● ЦЕЛЬ ЗАДАНИЯ: Перепишите эти строки, заменив «holder-cup» на «mount-cup». Всё остальное оставьте без изменений.

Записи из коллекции
• • • • •
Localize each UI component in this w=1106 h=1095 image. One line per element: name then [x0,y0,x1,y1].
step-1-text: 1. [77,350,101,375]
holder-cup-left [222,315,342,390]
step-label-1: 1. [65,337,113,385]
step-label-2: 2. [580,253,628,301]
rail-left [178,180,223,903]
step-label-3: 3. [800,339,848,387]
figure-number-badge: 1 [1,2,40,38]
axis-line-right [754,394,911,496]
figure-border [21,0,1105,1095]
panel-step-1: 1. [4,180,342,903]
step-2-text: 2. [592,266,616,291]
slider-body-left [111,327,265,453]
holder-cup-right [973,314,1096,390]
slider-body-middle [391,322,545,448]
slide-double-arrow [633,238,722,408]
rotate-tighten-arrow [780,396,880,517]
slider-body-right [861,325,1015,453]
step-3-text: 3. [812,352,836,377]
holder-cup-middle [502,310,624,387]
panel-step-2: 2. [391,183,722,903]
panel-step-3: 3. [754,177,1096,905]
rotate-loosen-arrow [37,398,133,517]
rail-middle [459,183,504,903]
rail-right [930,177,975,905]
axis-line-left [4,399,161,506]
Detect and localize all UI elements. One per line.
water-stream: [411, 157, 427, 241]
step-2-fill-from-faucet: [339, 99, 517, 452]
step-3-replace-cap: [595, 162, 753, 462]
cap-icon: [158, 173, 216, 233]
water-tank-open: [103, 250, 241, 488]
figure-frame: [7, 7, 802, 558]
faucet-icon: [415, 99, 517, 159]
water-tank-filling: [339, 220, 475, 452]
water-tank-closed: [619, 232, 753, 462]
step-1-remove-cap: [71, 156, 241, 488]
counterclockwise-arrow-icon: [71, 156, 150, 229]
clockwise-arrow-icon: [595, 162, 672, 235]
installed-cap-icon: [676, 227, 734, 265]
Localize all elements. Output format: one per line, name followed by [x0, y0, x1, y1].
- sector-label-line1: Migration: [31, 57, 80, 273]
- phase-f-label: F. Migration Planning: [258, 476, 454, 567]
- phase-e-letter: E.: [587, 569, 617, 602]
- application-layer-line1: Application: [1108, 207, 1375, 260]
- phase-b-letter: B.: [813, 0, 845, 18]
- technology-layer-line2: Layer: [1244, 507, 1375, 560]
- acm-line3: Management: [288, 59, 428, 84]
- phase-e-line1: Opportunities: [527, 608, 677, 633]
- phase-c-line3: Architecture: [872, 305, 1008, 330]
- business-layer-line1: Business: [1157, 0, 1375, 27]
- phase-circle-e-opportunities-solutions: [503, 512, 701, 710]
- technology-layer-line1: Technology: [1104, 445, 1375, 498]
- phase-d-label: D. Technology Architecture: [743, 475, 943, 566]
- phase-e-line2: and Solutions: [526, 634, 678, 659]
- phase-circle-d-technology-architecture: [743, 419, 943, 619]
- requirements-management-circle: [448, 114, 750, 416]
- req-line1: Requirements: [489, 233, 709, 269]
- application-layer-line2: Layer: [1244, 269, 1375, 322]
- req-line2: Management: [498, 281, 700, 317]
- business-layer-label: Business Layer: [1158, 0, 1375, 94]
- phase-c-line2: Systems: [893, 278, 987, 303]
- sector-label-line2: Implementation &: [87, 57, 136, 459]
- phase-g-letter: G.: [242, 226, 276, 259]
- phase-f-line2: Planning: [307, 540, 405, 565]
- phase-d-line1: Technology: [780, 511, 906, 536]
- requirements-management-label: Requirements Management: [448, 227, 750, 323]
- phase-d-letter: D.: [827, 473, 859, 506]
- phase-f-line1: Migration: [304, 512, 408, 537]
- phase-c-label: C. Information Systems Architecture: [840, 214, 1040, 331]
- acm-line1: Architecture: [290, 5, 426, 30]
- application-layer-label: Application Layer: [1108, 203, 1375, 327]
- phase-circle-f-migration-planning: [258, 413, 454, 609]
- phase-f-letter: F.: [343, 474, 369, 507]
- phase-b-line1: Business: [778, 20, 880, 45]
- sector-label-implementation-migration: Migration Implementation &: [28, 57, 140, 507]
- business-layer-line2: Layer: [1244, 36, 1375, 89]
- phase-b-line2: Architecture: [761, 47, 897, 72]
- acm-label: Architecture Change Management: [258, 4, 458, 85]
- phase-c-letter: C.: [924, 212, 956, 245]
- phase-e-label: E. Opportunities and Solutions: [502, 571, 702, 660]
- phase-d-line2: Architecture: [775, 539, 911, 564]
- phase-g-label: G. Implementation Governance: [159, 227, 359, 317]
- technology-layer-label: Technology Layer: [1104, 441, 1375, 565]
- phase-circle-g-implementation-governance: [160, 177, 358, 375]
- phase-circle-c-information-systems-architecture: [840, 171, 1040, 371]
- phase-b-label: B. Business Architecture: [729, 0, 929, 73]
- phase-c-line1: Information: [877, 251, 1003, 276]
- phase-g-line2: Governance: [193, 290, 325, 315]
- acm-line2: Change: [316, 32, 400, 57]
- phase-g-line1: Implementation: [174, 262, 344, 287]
• • • • •
● ИТОГОВЫЙ ОТВЕТ:
Localize each UI component in this w=1106 h=1095 image. One line per element: name then [x0,y0,x1,y1].
step-1-text: 1. [77,350,101,375]
mount-cup-left [222,315,342,390]
step-label-1: 1. [65,337,113,385]
step-label-2: 2. [580,253,628,301]
rail-left [178,180,223,903]
step-label-3: 3. [800,339,848,387]
figure-number-badge: 1 [1,2,40,38]
axis-line-right [754,394,911,496]
figure-border [21,0,1105,1095]
panel-step-1: 1. [4,180,342,903]
step-2-text: 2. [592,266,616,291]
slider-body-left [111,327,265,453]
mount-cup-right [973,314,1096,390]
slider-body-middle [391,322,545,448]
slide-double-arrow [633,238,722,408]
rotate-tighten-arrow [780,396,880,517]
slider-body-right [861,325,1015,453]
step-3-text: 3. [812,352,836,377]
mount-cup-middle [502,310,624,387]
panel-step-2: 2. [391,183,722,903]
panel-step-3: 3. [754,177,1096,905]
rotate-loosen-arrow [37,398,133,517]
rail-middle [459,183,504,903]
rail-right [930,177,975,905]
axis-line-left [4,399,161,506]
Detect and localize all UI elements. One per line.
water-stream: [411, 157, 427, 241]
step-2-fill-from-faucet: [339, 99, 517, 452]
step-3-replace-cap: [595, 162, 753, 462]
cap-icon: [158, 173, 216, 233]
water-tank-open: [103, 250, 241, 488]
figure-frame: [7, 7, 802, 558]
faucet-icon: [415, 99, 517, 159]
water-tank-filling: [339, 220, 475, 452]
water-tank-closed: [619, 232, 753, 462]
step-1-remove-cap: [71, 156, 241, 488]
counterclockwise-arrow-icon: [71, 156, 150, 229]
clockwise-arrow-icon: [595, 162, 672, 235]
installed-cap-icon: [676, 227, 734, 265]
Localize all elements. Output format: one per line, name followed by [x0, y0, x1, y1].
- sector-label-line1: Migration: [31, 57, 80, 273]
- phase-f-label: F. Migration Planning: [258, 476, 454, 567]
- phase-e-letter: E.: [587, 569, 617, 602]
- application-layer-line1: Application: [1108, 207, 1375, 260]
- phase-b-letter: B.: [813, 0, 845, 18]
- technology-layer-line2: Layer: [1244, 507, 1375, 560]
- acm-line3: Management: [288, 59, 428, 84]
- phase-e-line1: Opportunities: [527, 608, 677, 633]
- phase-c-line3: Architecture: [872, 305, 1008, 330]
- business-layer-line1: Business: [1157, 0, 1375, 27]
- phase-circle-e-opportunities-solutions: [503, 512, 701, 710]
- technology-layer-line1: Technology: [1104, 445, 1375, 498]
- phase-d-label: D. Technology Architecture: [743, 475, 943, 566]
- phase-e-line2: and Solutions: [526, 634, 678, 659]
- phase-circle-d-technology-architecture: [743, 419, 943, 619]
- requirements-management-circle: [448, 114, 750, 416]
- req-line1: Requirements: [489, 233, 709, 269]
- application-layer-line2: Layer: [1244, 269, 1375, 322]
- req-line2: Management: [498, 281, 700, 317]
- business-layer-label: Business Layer: [1158, 0, 1375, 94]
- phase-c-line2: Systems: [893, 278, 987, 303]
- sector-label-line2: Implementation &: [87, 57, 136, 459]
- phase-g-letter: G.: [242, 226, 276, 259]
- phase-f-line2: Planning: [307, 540, 405, 565]
- phase-d-line1: Technology: [780, 511, 906, 536]
- requirements-management-label: Requirements Management: [448, 227, 750, 323]
- phase-d-letter: D.: [827, 473, 859, 506]
- phase-f-line1: Migration: [304, 512, 408, 537]
- phase-c-label: C. Information Systems Architecture: [840, 214, 1040, 331]
- acm-line1: Architecture: [290, 5, 426, 30]
- application-layer-label: Application Layer: [1108, 203, 1375, 327]
- phase-circle-f-migration-planning: [258, 413, 454, 609]
- phase-f-letter: F.: [343, 474, 369, 507]
- phase-b-line1: Business: [778, 20, 880, 45]
- sector-label-implementation-migration: Migration Implementation &: [28, 57, 140, 507]
- business-layer-line2: Layer: [1244, 36, 1375, 89]
- phase-b-line2: Architecture: [761, 47, 897, 72]
- acm-label: Architecture Change Management: [258, 4, 458, 85]
- phase-c-letter: C.: [924, 212, 956, 245]
- phase-e-label: E. Opportunities and Solutions: [502, 571, 702, 660]
- phase-d-line2: Architecture: [775, 539, 911, 564]
- phase-g-label: G. Implementation Governance: [159, 227, 359, 317]
- technology-layer-label: Technology Layer: [1104, 441, 1375, 565]
- phase-circle-g-implementation-governance: [160, 177, 358, 375]
- phase-circle-c-information-systems-architecture: [840, 171, 1040, 371]
- phase-b-label: B. Business Architecture: [729, 0, 929, 73]
- phase-c-line1: Information: [877, 251, 1003, 276]
- phase-g-line2: Governance: [193, 290, 325, 315]
- acm-line2: Change: [316, 32, 400, 57]
- phase-g-line1: Implementation: [174, 262, 344, 287]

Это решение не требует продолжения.